** Start Data to use **

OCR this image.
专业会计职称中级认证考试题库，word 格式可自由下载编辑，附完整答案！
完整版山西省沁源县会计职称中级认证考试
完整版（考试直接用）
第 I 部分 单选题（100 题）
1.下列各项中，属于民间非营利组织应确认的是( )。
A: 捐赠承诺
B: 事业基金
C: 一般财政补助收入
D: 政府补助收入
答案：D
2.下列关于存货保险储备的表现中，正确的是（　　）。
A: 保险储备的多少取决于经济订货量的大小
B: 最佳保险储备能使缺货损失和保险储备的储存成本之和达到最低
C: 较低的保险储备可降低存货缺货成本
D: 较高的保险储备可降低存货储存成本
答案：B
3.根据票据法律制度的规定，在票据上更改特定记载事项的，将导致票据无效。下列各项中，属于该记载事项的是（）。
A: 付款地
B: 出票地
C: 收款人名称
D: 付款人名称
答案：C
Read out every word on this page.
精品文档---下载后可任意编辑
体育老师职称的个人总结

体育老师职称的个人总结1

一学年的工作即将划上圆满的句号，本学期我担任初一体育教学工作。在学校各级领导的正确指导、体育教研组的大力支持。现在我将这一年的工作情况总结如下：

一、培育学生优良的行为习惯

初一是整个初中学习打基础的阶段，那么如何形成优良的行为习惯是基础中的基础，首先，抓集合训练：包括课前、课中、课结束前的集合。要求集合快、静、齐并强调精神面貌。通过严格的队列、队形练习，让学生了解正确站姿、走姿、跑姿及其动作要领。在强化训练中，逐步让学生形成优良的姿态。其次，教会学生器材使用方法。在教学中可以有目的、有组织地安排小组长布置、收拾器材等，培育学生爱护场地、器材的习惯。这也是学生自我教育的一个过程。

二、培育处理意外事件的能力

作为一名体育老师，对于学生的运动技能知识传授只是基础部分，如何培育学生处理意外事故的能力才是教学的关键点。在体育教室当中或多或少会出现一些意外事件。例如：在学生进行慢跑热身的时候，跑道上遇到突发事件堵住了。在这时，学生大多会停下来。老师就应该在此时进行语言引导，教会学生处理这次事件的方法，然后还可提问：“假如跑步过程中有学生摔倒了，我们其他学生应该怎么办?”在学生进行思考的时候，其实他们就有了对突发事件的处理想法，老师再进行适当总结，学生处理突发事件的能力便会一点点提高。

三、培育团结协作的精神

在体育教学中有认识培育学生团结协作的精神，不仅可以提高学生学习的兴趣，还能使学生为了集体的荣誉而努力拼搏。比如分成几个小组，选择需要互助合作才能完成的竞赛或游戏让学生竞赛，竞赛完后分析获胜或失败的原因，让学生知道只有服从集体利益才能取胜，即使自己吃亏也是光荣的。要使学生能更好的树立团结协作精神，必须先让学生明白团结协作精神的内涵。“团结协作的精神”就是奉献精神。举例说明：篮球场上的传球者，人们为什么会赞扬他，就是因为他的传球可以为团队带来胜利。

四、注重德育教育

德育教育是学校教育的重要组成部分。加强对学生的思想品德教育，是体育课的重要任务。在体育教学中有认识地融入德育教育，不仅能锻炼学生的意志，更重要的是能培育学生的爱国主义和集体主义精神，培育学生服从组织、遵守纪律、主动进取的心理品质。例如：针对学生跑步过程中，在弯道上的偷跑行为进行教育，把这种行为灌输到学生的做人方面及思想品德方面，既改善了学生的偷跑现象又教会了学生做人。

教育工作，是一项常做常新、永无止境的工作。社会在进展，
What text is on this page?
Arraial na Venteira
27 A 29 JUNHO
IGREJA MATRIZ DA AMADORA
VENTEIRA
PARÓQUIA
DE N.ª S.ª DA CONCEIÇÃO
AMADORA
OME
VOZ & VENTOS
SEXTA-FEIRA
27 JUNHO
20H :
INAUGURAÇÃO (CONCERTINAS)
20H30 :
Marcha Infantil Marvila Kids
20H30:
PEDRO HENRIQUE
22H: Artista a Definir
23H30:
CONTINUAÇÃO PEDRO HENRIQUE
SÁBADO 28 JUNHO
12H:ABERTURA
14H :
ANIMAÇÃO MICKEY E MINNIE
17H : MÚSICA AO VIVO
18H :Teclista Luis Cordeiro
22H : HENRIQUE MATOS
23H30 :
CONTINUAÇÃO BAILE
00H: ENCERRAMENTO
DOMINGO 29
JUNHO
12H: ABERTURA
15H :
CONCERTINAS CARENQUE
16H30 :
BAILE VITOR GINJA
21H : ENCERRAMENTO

** End Data to use **

== Given exercise ==
Write out every line of the records exactly.

== Answer to the task ==
OCR this image.
专业会计职称中级认证考试题库，word 格式可自由下载编辑，附完整答案！
完整版山西省沁源县会计职称中级认证考试
完整版（考试直接用）
第 I 部分 单选题（100 题）
1.下列各项中，属于民间非营利组织应确认的是( )。
A: 捐赠承诺
B: 事业基金
C: 一般财政补助收入
D: 政府补助收入
答案：D
2.下列关于存货保险储备的表现中，正确的是（　　）。
A: 保险储备的多少取决于经济订货量的大小
B: 最佳保险储备能使缺货损失和保险储备的储存成本之和达到最低
C: 较低的保险储备可降低存货缺货成本
D: 较高的保险储备可降低存货储存成本
答案：B
3.根据票据法律制度的规定，在票据上更改特定记载事项的，将导致票据无效。下列各项中，属于该记载事项的是（）。
A: 付款地
B: 出票地
C: 收款人名称
D: 付款人名称
答案：C
Read out every word on this page.
精品文档---下载后可任意编辑
体育老师职称的个人总结

体育老师职称的个人总结1

一学年的工作即将划上圆满的句号，本学期我担任初一体育教学工作。在学校各级领导的正确指导、体育教研组的大力支持。现在我将这一年的工作情况总结如下：

一、培育学生优良的行为习惯

初一是整个初中学习打基础的阶段，那么如何形成优良的行为习惯是基础中的基础，首先，抓集合训练：包括课前、课中、课结束前的集合。要求集合快、静、齐并强调精神面貌。通过严格的队列、队形练习，让学生了解正确站姿、走姿、跑姿及其动作要领。在强化训练中，逐步让学生形成优良的姿态。其次，教会学生器材使用方法。在教学中可以有目的、有组织地安排小组长布置、收拾器材等，培育学生爱护场地、器材的习惯。这也是学生自我教育的一个过程。

二、培育处理意外事件的能力

作为一名体育老师，对于学生的运动技能知识传授只是基础部分，如何培育学生处理意外事故的能力才是教学的关键点。在体育教室当中或多或少会出现一些意外事件。例如：在学生进行慢跑热身的时候，跑道上遇到突发事件堵住了。在这时，学生大多会停下来。老师就应该在此时进行语言引导，教会学生处理这次事件的方法，然后还可提问：“假如跑步过程中有学生摔倒了，我们其他学生应该怎么办?”在学生进行思考的时候，其实他们就有了对突发事件的处理想法，老师再进行适当总结，学生处理突发事件的能力便会一点点提高。

三、培育团结协作的精神

在体育教学中有认识培育学生团结协作的精神，不仅可以提高学生学习的兴趣，还能使学生为了集体的荣誉而努力拼搏。比如分成几个小组，选择需要互助合作才能完成的竞赛或游戏让学生竞赛，竞赛完后分析获胜或失败的原因，让学生知道只有服从集体利益才能取胜，即使自己吃亏也是光荣的。要使学生能更好的树立团结协作精神，必须先让学生明白团结协作精神的内涵。“团结协作的精神”就是奉献精神。举例说明：篮球场上的传球者，人们为什么会赞扬他，就是因为他的传球可以为团队带来胜利。

四、注重德育教育

德育教育是学校教育的重要组成部分。加强对学生的思想品德教育，是体育课的重要任务。在体育教学中有认识地融入德育教育，不仅能锻炼学生的意志，更重要的是能培育学生的爱国主义和集体主义精神，培育学生服从组织、遵守纪律、主动进取的心理品质。例如：针对学生跑步过程中，在弯道上的偷跑行为进行教育，把这种行为灌输到学生的做人方面及思想品德方面，既改善了学生的偷跑现象又教会了学生做人。

教育工作，是一项常做常新、永无止境的工作。社会在进展，
What text is on this page?
Arraial na Venteira
27 A 29 JUNHO
IGREJA MATRIZ DA AMADORA
VENTEIRA
PARÓQUIA
DE N.ª S.ª DA CONCEIÇÃO
AMADORA
OME
VOZ & VENTOS
SEXTA-FEIRA
27 JUNHO
20H :
INAUGURAÇÃO (CONCERTINAS)
20H30 :
Marcha Infantil Marvila Kids
20H30:
PEDRO HENRIQUE
22H: Artista a Definir
23H30:
CONTINUAÇÃO PEDRO HENRIQUE
SÁBADO 28 JUNHO
12H:ABERTURA
14H :
ANIMAÇÃO MICKEY E MINNIE
17H : MÚSICA AO VIVO
18H :Teclista Luis Cordeiro
22H : HENRIQUE MATOS
23H30 :
CONTINUAÇÃO BAILE
00H: ENCERRAMENTO
DOMINGO 29
JUNHO
12H: ABERTURA
15H :
CONCERTINAS CARENQUE
16H30 :
BAILE VITOR GINJA
21H : ENCERRAMENTO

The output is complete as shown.